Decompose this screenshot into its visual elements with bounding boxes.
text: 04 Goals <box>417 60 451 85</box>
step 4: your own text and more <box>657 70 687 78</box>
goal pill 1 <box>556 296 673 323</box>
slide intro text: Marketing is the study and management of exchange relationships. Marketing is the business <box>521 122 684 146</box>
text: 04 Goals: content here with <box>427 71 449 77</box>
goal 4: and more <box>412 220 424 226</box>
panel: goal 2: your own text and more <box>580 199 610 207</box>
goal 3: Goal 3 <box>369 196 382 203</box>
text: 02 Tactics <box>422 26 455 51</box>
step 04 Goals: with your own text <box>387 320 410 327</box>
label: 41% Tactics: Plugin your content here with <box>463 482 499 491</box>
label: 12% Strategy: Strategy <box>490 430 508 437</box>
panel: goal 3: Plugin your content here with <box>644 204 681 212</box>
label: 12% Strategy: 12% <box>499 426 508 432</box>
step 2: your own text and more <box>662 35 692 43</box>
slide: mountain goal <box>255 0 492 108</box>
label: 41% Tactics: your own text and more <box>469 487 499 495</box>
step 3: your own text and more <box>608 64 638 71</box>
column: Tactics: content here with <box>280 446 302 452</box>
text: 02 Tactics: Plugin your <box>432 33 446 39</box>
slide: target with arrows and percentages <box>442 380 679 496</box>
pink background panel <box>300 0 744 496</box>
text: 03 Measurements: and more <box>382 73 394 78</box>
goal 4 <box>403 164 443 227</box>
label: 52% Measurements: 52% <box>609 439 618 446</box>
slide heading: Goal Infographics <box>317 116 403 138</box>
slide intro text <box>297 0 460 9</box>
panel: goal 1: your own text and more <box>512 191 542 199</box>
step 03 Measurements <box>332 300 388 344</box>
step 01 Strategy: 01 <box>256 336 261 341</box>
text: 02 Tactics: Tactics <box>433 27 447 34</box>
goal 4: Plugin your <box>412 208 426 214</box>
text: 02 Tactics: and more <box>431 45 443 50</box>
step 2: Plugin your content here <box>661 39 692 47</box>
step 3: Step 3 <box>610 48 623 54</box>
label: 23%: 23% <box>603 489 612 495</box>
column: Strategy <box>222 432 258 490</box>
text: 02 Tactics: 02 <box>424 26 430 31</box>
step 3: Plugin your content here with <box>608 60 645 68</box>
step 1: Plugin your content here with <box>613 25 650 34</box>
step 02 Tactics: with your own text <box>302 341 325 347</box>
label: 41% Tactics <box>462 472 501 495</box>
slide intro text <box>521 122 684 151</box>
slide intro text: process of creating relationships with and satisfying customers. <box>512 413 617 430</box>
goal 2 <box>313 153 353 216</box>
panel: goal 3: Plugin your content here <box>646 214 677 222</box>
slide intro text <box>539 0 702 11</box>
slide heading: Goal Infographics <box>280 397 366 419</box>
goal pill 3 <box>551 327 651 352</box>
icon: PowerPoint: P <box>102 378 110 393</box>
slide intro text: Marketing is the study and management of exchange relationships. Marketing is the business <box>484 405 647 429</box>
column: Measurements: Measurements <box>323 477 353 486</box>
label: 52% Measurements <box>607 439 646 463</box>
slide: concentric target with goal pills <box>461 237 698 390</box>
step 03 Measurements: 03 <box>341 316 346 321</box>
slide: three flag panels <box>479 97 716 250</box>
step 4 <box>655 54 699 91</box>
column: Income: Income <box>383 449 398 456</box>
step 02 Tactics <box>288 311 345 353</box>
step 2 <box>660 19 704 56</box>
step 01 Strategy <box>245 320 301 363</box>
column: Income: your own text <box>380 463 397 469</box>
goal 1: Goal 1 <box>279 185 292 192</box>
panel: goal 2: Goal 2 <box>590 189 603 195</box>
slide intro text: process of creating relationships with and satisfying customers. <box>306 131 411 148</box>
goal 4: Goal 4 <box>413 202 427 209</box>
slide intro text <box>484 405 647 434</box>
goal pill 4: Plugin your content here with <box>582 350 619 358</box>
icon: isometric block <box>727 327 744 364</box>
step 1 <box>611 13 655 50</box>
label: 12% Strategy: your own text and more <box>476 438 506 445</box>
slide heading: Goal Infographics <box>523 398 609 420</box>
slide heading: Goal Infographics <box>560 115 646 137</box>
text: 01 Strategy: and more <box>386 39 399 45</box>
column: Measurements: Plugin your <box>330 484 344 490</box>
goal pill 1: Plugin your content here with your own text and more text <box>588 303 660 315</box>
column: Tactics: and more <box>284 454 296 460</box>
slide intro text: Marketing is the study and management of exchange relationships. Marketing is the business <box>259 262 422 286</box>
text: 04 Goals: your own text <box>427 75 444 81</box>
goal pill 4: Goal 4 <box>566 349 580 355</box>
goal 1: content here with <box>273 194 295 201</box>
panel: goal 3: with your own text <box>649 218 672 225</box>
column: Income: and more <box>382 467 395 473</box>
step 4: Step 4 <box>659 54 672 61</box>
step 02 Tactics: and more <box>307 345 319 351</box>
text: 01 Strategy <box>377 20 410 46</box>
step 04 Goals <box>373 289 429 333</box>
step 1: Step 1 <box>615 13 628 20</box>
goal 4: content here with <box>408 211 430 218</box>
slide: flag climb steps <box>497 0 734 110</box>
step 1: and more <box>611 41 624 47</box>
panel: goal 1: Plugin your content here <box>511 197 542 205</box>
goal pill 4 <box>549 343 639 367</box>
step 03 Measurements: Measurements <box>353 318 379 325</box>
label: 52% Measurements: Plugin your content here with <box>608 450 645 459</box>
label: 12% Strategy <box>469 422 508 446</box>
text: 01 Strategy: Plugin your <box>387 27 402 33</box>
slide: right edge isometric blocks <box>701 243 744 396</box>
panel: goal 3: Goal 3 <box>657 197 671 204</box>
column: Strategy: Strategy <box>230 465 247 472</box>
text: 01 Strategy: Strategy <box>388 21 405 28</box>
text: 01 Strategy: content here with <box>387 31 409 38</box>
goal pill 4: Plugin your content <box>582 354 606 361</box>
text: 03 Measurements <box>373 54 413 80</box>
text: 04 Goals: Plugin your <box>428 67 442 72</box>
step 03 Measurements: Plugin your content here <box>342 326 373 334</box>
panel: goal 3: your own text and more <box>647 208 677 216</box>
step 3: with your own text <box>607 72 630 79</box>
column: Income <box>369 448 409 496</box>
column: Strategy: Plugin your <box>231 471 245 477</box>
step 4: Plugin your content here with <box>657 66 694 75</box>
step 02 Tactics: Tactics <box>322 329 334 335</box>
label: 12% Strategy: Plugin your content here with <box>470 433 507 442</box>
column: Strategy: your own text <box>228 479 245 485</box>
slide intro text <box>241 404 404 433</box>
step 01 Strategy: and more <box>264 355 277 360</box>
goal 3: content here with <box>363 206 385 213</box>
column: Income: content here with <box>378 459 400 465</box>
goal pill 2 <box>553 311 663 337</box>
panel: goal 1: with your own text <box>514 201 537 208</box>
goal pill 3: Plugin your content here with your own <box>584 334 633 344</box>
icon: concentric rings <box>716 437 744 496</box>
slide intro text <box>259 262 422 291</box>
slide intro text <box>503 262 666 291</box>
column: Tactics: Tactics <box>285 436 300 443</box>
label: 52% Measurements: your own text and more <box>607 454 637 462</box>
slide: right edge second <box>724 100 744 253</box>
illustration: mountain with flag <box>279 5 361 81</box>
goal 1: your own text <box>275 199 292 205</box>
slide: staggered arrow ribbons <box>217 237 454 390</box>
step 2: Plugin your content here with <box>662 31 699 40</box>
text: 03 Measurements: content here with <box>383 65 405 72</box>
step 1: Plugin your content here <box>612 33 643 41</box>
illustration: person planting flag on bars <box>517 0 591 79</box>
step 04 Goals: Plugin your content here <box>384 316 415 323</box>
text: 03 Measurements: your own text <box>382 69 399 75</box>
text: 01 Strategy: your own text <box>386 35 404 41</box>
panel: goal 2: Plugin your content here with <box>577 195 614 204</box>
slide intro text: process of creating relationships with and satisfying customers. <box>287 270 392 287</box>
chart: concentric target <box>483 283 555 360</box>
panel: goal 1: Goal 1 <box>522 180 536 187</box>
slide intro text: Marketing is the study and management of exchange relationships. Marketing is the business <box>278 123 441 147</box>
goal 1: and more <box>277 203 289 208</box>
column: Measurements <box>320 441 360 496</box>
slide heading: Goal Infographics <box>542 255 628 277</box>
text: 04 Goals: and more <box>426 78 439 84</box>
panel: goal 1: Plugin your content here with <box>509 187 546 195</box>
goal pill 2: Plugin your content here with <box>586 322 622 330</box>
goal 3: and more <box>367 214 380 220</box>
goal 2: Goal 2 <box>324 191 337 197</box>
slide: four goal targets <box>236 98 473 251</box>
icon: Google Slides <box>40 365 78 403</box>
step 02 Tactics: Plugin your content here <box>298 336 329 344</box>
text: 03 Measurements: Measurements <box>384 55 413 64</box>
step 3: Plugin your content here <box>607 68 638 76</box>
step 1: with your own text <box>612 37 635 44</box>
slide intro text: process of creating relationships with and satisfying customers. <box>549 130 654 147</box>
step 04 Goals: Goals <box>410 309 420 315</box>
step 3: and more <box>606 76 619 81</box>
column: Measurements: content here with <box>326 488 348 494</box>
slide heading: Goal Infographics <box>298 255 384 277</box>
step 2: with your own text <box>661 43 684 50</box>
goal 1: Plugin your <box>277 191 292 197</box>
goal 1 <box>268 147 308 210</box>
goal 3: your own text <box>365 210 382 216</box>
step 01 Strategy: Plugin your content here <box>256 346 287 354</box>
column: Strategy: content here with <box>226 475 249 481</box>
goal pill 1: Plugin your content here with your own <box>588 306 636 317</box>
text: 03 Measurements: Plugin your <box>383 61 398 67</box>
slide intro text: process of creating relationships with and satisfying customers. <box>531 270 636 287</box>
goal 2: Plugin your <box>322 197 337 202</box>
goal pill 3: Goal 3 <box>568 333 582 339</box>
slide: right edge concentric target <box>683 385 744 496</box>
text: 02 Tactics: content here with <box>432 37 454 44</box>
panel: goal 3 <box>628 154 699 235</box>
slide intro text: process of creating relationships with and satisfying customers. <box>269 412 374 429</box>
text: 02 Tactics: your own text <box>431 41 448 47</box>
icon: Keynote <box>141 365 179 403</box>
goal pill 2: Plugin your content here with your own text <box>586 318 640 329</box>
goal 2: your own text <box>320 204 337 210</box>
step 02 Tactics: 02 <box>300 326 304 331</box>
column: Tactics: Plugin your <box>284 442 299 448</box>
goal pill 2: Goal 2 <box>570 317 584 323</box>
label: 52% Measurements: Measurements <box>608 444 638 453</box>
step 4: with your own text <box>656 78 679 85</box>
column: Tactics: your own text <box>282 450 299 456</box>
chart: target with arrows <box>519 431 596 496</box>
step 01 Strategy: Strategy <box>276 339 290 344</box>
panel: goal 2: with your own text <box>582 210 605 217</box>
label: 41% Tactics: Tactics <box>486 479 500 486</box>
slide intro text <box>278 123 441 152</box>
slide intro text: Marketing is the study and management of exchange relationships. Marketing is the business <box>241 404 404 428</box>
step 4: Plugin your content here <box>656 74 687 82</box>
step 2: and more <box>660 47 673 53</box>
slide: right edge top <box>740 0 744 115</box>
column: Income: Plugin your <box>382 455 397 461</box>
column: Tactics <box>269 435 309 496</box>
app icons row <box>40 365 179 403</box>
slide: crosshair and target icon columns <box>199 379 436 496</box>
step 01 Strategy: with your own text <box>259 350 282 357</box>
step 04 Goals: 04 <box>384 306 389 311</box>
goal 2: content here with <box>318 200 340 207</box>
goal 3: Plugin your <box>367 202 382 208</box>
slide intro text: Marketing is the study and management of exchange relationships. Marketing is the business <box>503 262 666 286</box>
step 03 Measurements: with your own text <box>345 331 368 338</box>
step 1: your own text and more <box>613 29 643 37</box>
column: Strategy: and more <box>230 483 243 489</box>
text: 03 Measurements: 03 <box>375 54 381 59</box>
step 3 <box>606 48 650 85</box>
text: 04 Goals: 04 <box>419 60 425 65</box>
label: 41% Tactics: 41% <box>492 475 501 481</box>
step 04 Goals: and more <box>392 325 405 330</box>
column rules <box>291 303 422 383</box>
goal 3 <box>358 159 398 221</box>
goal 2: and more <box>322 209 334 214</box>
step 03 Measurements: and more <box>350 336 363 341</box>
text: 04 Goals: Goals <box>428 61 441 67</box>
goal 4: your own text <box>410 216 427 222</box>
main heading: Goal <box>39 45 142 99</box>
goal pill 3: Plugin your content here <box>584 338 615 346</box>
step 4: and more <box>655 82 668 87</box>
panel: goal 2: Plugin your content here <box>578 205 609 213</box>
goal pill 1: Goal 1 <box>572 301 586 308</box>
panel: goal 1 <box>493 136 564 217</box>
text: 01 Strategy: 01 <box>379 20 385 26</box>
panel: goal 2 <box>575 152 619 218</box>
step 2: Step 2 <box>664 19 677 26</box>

■ ■ ■ ■

→ **Aim of the exercise**
Reproduce the records verbatim, from the first line up to and including the line with "goal pill 1 <box>556 296 673 323</box>".

→ **Reply**
Decompose this screenshot into its visual elements with bounding boxes.
text: 04 Goals <box>417 60 451 85</box>
step 4: your own text and more <box>657 70 687 78</box>
goal pill 1 <box>556 296 673 323</box>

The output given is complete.